→ Instruções e requisitos
Reproduza, sem mudar nada, a parte do texto sobre a ação do MP que começa em "A ação do MP" e vai até "não foi respondida.", incluindo essas palavras.

→ Trecho do texto
A ação do MP tramita na 2ª Vara Cível Especializada em Fazenda Pública. O prazo de intimação do Estado já foi cumprido e é aguardada uma decisão liminar do Judiciário. Letícia admite que uma ação deste porte não é ideal, pois leva anos e pode gerar multa — que seria paga pela própria sociedade. Porém, a promotora salienta que não restou outra alternativa. A última tentativa de conversa com o Estado, simplesmente, não foi respondida.
— É uma situação muito grave e não há mais o que esperar. Não adianta os colegas (promotores) e todas as instâncias policiais trabalharem por uma condenação. Não são apenas autores de delitos pouco graves que cumprem pena no semiaberto. Para um homicídio simples, uma pessoa que matou outra, a pena (mínima) é seis anos e, assim, ele irá para casa sem monitoramento? É uma resposta (ao crime) igual a zero — analisa a representante do MP.

→ Extrato de dados

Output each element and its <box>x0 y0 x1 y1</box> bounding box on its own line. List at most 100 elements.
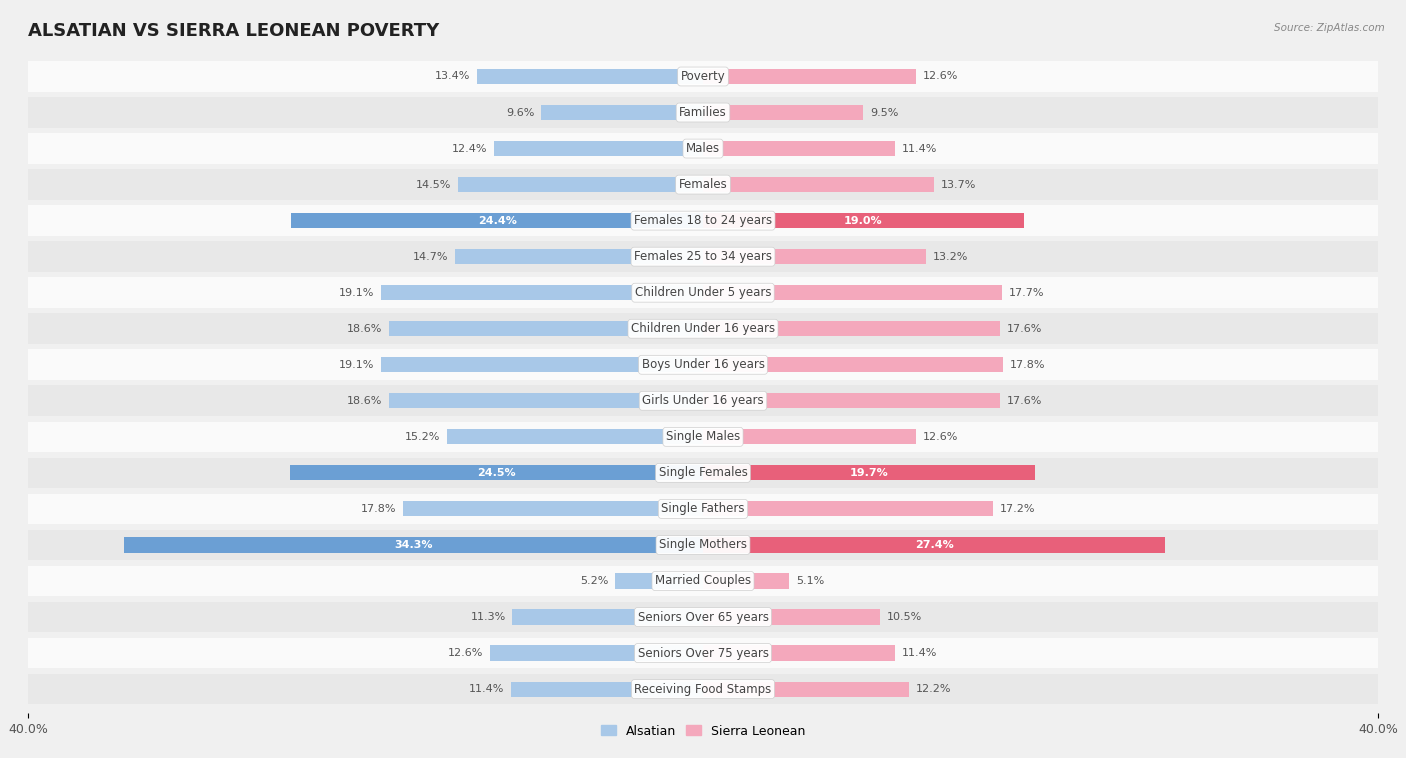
Text: 13.2%: 13.2% <box>932 252 967 262</box>
Legend: Alsatian, Sierra Leonean: Alsatian, Sierra Leonean <box>596 719 810 743</box>
Bar <box>28 61 1378 92</box>
Text: Single Fathers: Single Fathers <box>661 503 745 515</box>
Text: 5.2%: 5.2% <box>581 576 609 586</box>
Bar <box>703 321 1000 337</box>
Bar <box>703 213 1024 228</box>
Bar <box>703 393 1000 409</box>
Bar <box>512 609 703 625</box>
Bar <box>28 674 1378 704</box>
Text: 9.5%: 9.5% <box>870 108 898 117</box>
Bar <box>456 249 703 265</box>
Bar <box>28 349 1378 380</box>
Text: 11.4%: 11.4% <box>903 648 938 658</box>
Text: 12.6%: 12.6% <box>922 432 957 442</box>
Bar <box>703 429 915 444</box>
Text: 17.6%: 17.6% <box>1007 324 1042 334</box>
Bar <box>616 573 703 588</box>
Bar <box>28 386 1378 416</box>
Text: 12.2%: 12.2% <box>915 684 950 694</box>
Text: 34.3%: 34.3% <box>395 540 433 550</box>
Text: Source: ZipAtlas.com: Source: ZipAtlas.com <box>1274 23 1385 33</box>
Bar <box>703 465 1035 481</box>
Bar <box>28 97 1378 128</box>
Text: 5.1%: 5.1% <box>796 576 824 586</box>
Text: 17.7%: 17.7% <box>1008 288 1043 298</box>
Text: 19.1%: 19.1% <box>339 360 374 370</box>
Bar <box>703 501 993 516</box>
Bar <box>381 357 703 372</box>
Bar <box>28 565 1378 597</box>
Bar <box>124 537 703 553</box>
Text: 13.7%: 13.7% <box>941 180 976 190</box>
Bar <box>703 69 915 84</box>
Bar <box>290 465 703 481</box>
Text: 12.6%: 12.6% <box>449 648 484 658</box>
Text: Children Under 5 years: Children Under 5 years <box>634 287 772 299</box>
Bar <box>494 141 703 156</box>
Text: 11.4%: 11.4% <box>903 143 938 154</box>
Bar <box>458 177 703 193</box>
Text: Girls Under 16 years: Girls Under 16 years <box>643 394 763 407</box>
Text: 17.8%: 17.8% <box>360 504 396 514</box>
Text: ALSATIAN VS SIERRA LEONEAN POVERTY: ALSATIAN VS SIERRA LEONEAN POVERTY <box>28 23 439 40</box>
Text: 11.4%: 11.4% <box>468 684 503 694</box>
Bar <box>291 213 703 228</box>
Text: 19.7%: 19.7% <box>849 468 889 478</box>
Text: 18.6%: 18.6% <box>347 324 382 334</box>
Bar <box>703 537 1166 553</box>
Text: 19.0%: 19.0% <box>844 215 883 226</box>
Bar <box>28 602 1378 632</box>
Text: Children Under 16 years: Children Under 16 years <box>631 322 775 335</box>
Text: 17.8%: 17.8% <box>1010 360 1046 370</box>
Text: 27.4%: 27.4% <box>915 540 953 550</box>
Text: Single Females: Single Females <box>658 466 748 479</box>
Bar <box>28 637 1378 669</box>
Text: Single Mothers: Single Mothers <box>659 538 747 552</box>
Text: 12.6%: 12.6% <box>922 71 957 81</box>
Text: 13.4%: 13.4% <box>434 71 470 81</box>
Text: 18.6%: 18.6% <box>347 396 382 406</box>
Bar <box>28 133 1378 164</box>
Bar <box>703 681 908 697</box>
Bar <box>703 141 896 156</box>
Text: 17.2%: 17.2% <box>1000 504 1035 514</box>
Text: 14.7%: 14.7% <box>413 252 449 262</box>
Text: Males: Males <box>686 142 720 155</box>
Bar <box>28 169 1378 200</box>
Bar <box>491 646 703 661</box>
Text: 24.5%: 24.5% <box>477 468 516 478</box>
Text: Females 25 to 34 years: Females 25 to 34 years <box>634 250 772 263</box>
Text: Females: Females <box>679 178 727 191</box>
Text: 24.4%: 24.4% <box>478 215 516 226</box>
Text: Seniors Over 65 years: Seniors Over 65 years <box>637 610 769 624</box>
Text: Families: Families <box>679 106 727 119</box>
Bar <box>389 321 703 337</box>
Text: Females 18 to 24 years: Females 18 to 24 years <box>634 214 772 227</box>
Bar <box>28 458 1378 488</box>
Bar <box>703 105 863 120</box>
Bar <box>703 249 925 265</box>
Bar <box>703 285 1001 300</box>
Bar <box>703 357 1004 372</box>
Bar <box>28 313 1378 344</box>
Bar <box>510 681 703 697</box>
Text: 17.6%: 17.6% <box>1007 396 1042 406</box>
Bar <box>447 429 703 444</box>
Bar <box>477 69 703 84</box>
Text: 19.1%: 19.1% <box>339 288 374 298</box>
Text: 10.5%: 10.5% <box>887 612 922 622</box>
Bar <box>703 177 934 193</box>
Bar <box>28 493 1378 525</box>
Bar <box>28 277 1378 308</box>
Text: Single Males: Single Males <box>666 431 740 443</box>
Text: 12.4%: 12.4% <box>451 143 486 154</box>
Text: 15.2%: 15.2% <box>405 432 440 442</box>
Text: Receiving Food Stamps: Receiving Food Stamps <box>634 683 772 696</box>
Bar <box>28 530 1378 560</box>
Bar <box>703 609 880 625</box>
Bar <box>28 241 1378 272</box>
Bar <box>541 105 703 120</box>
Bar <box>703 646 896 661</box>
Text: 11.3%: 11.3% <box>471 612 506 622</box>
Text: Married Couples: Married Couples <box>655 575 751 587</box>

→ Resposta da tarefa
A ação do MP tramita na 2ª Vara Cível Especializada em Fazenda Pública. O prazo de intimação do Estado já foi cumprido e é aguardada uma decisão liminar do Judiciário. Letícia admite que uma ação deste porte não é ideal, pois leva anos e pode gerar multa — que seria paga pela própria sociedade. Porém, a promotora salienta que não restou outra alternativa. A última tentativa de conversa com o Estado, simplesmente, não foi respondida.